--- START OF Material ---

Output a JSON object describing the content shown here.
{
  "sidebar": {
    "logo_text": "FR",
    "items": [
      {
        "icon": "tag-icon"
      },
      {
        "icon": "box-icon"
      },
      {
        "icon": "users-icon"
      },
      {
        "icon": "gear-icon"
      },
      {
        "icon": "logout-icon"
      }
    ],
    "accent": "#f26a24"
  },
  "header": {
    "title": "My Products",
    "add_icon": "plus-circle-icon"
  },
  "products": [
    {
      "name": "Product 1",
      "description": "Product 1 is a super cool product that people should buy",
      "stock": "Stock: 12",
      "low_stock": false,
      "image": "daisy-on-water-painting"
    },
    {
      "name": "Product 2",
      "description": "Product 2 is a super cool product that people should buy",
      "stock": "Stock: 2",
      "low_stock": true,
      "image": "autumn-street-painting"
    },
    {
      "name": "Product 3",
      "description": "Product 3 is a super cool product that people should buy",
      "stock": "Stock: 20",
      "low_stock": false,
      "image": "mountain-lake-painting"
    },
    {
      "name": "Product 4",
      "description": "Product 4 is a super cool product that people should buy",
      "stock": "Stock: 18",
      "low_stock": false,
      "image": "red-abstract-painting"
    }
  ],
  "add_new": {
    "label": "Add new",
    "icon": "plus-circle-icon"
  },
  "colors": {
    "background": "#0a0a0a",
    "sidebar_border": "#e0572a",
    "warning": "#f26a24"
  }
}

--- END OF Material ---

What to produce —
A line counts if it holds the word "image". Work out how many lines in the listing count, and give only that number.

Solution to this exercise —
4